→ WHAT YOU WILL DO: Scan the records for the string "oder"; copy each line where it occurs.

→ SOURCE DATA:
'''

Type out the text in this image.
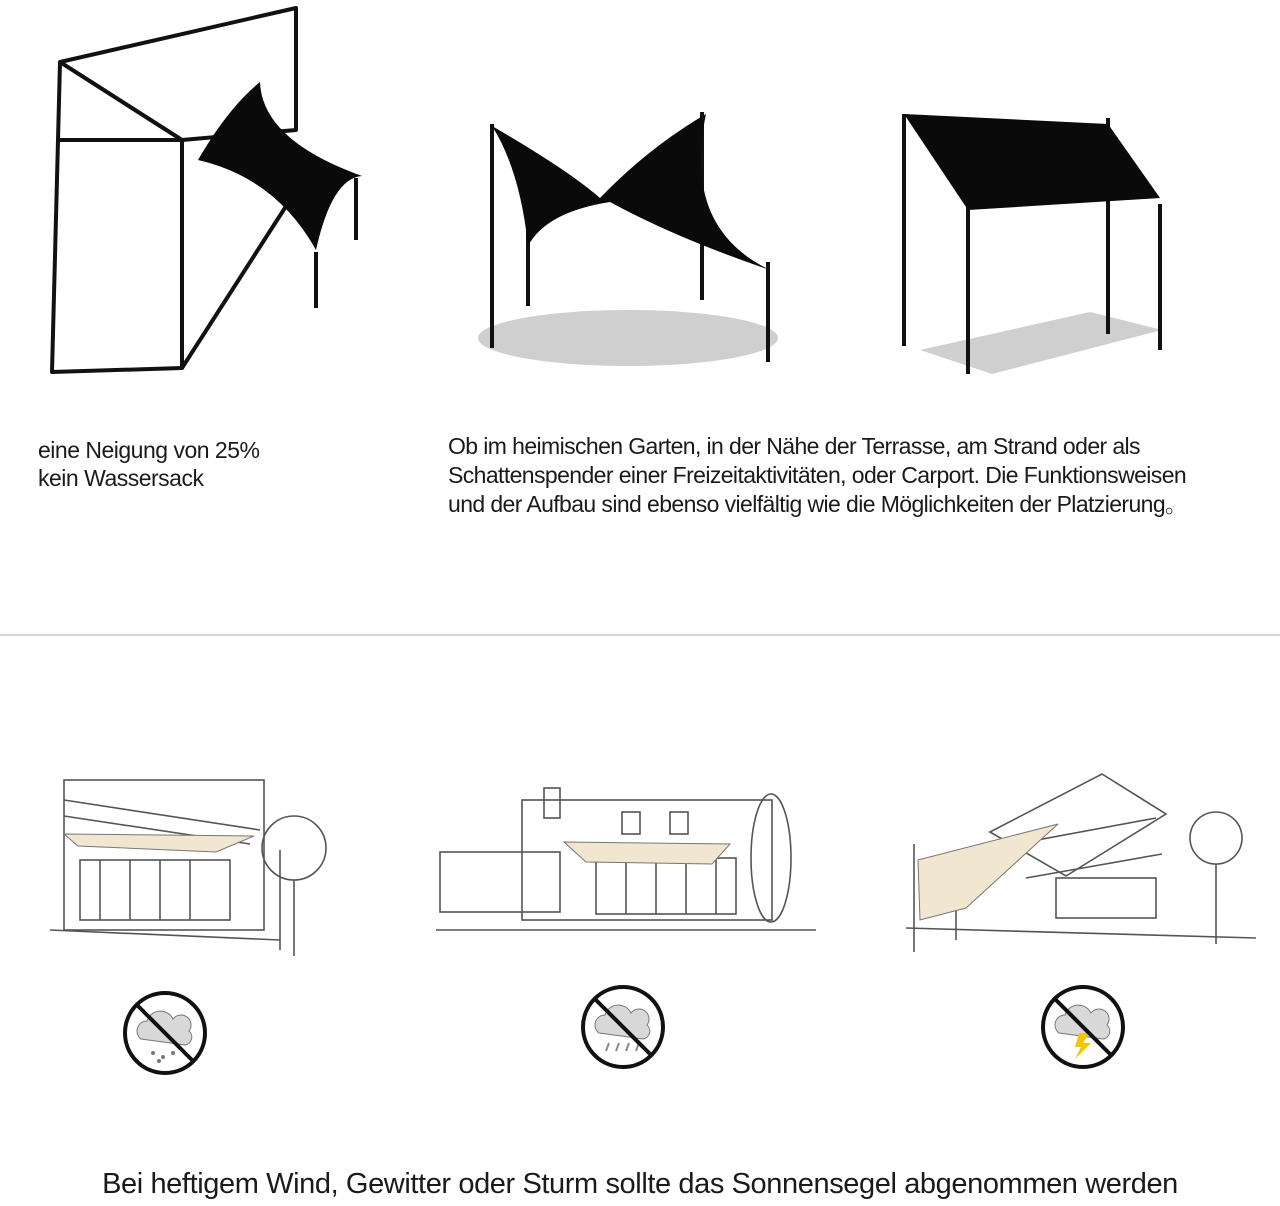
eine Neigung von 25%
kein Wassersack
Ob im heimischen Garten, in der Nähe der Terrasse, am Strand oder als
Schattenspender einer Freizeitaktivitäten, oder Carport. Die Funktionsweisen
und der Aufbau sind ebenso vielfältig wie die Möglichkeiten der Platzierung。
Bei heftigem Wind, Gewitter oder Sturm sollte das Sonnensegel abgenommen werden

'''

→ ANSWER AREA:
Ob im heimischen Garten, in der Nähe der Terrasse, am Strand oder als
Schattenspender einer Freizeitaktivitäten, oder Carport. Die Funktionsweisen
Bei heftigem Wind, Gewitter oder Sturm sollte das Sonnensegel abgenommen werden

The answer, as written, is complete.